▶ [WHAT YOU SHOULD DO]
Make an exact copy of the entries below.

▶ [EXERCISE MATERIAL]
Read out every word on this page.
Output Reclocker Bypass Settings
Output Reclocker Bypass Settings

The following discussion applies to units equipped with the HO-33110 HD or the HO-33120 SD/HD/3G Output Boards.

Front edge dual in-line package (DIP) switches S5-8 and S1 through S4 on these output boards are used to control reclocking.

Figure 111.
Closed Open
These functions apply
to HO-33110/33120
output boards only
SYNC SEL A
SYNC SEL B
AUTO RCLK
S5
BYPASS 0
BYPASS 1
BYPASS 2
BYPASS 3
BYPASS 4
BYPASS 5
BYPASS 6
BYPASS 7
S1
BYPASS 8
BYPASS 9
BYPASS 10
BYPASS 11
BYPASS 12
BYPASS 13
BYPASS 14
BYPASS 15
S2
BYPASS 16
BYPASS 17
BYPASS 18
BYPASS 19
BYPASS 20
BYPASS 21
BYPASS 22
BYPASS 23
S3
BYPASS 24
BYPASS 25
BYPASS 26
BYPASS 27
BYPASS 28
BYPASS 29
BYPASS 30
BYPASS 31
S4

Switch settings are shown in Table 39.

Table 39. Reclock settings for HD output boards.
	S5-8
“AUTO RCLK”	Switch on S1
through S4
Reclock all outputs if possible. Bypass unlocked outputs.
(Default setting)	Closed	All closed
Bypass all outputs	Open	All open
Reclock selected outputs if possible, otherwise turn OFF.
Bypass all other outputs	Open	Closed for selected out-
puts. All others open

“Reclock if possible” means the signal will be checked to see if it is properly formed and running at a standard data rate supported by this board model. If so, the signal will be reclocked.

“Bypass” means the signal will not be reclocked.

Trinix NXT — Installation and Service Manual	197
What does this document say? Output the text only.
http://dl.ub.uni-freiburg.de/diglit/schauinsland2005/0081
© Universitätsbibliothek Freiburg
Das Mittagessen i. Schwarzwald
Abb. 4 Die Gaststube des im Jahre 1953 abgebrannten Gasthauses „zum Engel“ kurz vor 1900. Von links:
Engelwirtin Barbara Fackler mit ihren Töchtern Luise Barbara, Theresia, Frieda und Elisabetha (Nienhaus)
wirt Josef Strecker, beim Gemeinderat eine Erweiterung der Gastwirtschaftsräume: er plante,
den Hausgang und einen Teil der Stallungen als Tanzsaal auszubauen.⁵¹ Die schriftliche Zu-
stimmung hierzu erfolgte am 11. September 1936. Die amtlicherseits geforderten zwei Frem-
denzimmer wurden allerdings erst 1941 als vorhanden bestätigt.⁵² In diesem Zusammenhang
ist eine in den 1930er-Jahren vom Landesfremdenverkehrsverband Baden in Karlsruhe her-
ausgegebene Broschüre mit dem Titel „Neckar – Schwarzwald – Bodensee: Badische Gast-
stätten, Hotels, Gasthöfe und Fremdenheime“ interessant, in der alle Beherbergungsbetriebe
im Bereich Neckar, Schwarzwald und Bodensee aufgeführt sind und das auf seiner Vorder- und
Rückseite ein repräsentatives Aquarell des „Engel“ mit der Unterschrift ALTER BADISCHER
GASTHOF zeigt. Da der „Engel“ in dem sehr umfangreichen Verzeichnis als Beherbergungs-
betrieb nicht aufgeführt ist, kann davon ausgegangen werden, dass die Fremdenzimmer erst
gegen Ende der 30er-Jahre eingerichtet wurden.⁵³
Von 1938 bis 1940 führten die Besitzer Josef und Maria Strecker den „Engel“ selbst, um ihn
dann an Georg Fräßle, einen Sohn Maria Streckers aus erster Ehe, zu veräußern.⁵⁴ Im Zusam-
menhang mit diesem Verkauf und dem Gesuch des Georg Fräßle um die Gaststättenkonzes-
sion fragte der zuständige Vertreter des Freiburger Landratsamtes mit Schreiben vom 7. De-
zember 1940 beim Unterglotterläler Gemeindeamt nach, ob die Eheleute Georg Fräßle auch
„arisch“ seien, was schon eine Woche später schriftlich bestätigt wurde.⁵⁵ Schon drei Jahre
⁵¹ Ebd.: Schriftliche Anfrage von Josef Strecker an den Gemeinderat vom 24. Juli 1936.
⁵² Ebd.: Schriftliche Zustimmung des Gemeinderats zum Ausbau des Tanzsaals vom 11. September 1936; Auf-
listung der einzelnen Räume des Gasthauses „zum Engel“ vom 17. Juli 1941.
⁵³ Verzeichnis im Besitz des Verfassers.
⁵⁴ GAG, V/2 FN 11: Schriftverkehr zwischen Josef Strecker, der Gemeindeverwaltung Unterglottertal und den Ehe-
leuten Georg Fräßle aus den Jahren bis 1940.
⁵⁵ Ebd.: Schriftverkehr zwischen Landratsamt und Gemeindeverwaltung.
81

▶ [TASK RESPONSE]
Read out every word on this page.
Output Reclocker Bypass Settings
Output Reclocker Bypass Settings

The following discussion applies to units equipped with the HO-33110 HD or the HO-33120 SD/HD/3G Output Boards.

Front edge dual in-line package (DIP) switches S5-8 and S1 through S4 on these output boards are used to control reclocking.

Figure 111.
Closed Open
These functions apply
to HO-33110/33120
output boards only
SYNC SEL A
SYNC SEL B
AUTO RCLK
S5
BYPASS 0
BYPASS 1
BYPASS 2
BYPASS 3
BYPASS 4
BYPASS 5
BYPASS 6
BYPASS 7
S1
BYPASS 8
BYPASS 9
BYPASS 10
BYPASS 11
BYPASS 12
BYPASS 13
BYPASS 14
BYPASS 15
S2
BYPASS 16
BYPASS 17
BYPASS 18
BYPASS 19
BYPASS 20
BYPASS 21
BYPASS 22
BYPASS 23
S3
BYPASS 24
BYPASS 25
BYPASS 26
BYPASS 27
BYPASS 28
BYPASS 29
BYPASS 30
BYPASS 31
S4

Switch settings are shown in Table 39.

Table 39. Reclock settings for HD output boards.
	S5-8
“AUTO RCLK”	Switch on S1
through S4
Reclock all outputs if possible. Bypass unlocked outputs.
(Default setting)	Closed	All closed
Bypass all outputs	Open	All open
Reclock selected outputs if possible, otherwise turn OFF.
Bypass all other outputs	Open	Closed for selected out-
puts. All others open

“Reclock if possible” means the signal will be checked to see if it is properly formed and running at a standard data rate supported by this board model. If so, the signal will be reclocked.

“Bypass” means the signal will not be reclocked.

Trinix NXT — Installation and Service Manual	197
What does this document say? Output the text only.
http://dl.ub.uni-freiburg.de/diglit/schauinsland2005/0081
© Universitätsbibliothek Freiburg
Das Mittagessen i. Schwarzwald
Abb. 4 Die Gaststube des im Jahre 1953 abgebrannten Gasthauses „zum Engel“ kurz vor 1900. Von links:
Engelwirtin Barbara Fackler mit ihren Töchtern Luise Barbara, Theresia, Frieda und Elisabetha (Nienhaus)
wirt Josef Strecker, beim Gemeinderat eine Erweiterung der Gastwirtschaftsräume: er plante,
den Hausgang und einen Teil der Stallungen als Tanzsaal auszubauen.⁵¹ Die schriftliche Zu-
stimmung hierzu erfolgte am 11. September 1936. Die amtlicherseits geforderten zwei Frem-
denzimmer wurden allerdings erst 1941 als vorhanden bestätigt.⁵² In diesem Zusammenhang
ist eine in den 1930er-Jahren vom Landesfremdenverkehrsverband Baden in Karlsruhe her-
ausgegebene Broschüre mit dem Titel „Neckar – Schwarzwald – Bodensee: Badische Gast-
stätten, Hotels, Gasthöfe und Fremdenheime“ interessant, in der alle Beherbergungsbetriebe
im Bereich Neckar, Schwarzwald und Bodensee aufgeführt sind und das auf seiner Vorder- und
Rückseite ein repräsentatives Aquarell des „Engel“ mit der Unterschrift ALTER BADISCHER
GASTHOF zeigt. Da der „Engel“ in dem sehr umfangreichen Verzeichnis als Beherbergungs-
betrieb nicht aufgeführt ist, kann davon ausgegangen werden, dass die Fremdenzimmer erst
gegen Ende der 30er-Jahre eingerichtet wurden.⁵³
Von 1938 bis 1940 führten die Besitzer Josef und Maria Strecker den „Engel“ selbst, um ihn
dann an Georg Fräßle, einen Sohn Maria Streckers aus erster Ehe, zu veräußern.⁵⁴ Im Zusam-
menhang mit diesem Verkauf und dem Gesuch des Georg Fräßle um die Gaststättenkonzes-
sion fragte der zuständige Vertreter des Freiburger Landratsamtes mit Schreiben vom 7. De-
zember 1940 beim Unterglotterläler Gemeindeamt nach, ob die Eheleute Georg Fräßle auch
„arisch“ seien, was schon eine Woche später schriftlich bestätigt wurde.⁵⁵ Schon drei Jahre
⁵¹ Ebd.: Schriftliche Anfrage von Josef Strecker an den Gemeinderat vom 24. Juli 1936.
⁵² Ebd.: Schriftliche Zustimmung des Gemeinderats zum Ausbau des Tanzsaals vom 11. September 1936; Auf-
listung der einzelnen Räume des Gasthauses „zum Engel“ vom 17. Juli 1941.
⁵³ Verzeichnis im Besitz des Verfassers.
⁵⁴ GAG, V/2 FN 11: Schriftverkehr zwischen Josef Strecker, der Gemeindeverwaltung Unterglottertal und den Ehe-
leuten Georg Fräßle aus den Jahren bis 1940.
⁵⁵ Ebd.: Schriftverkehr zwischen Landratsamt und Gemeindeverwaltung.
81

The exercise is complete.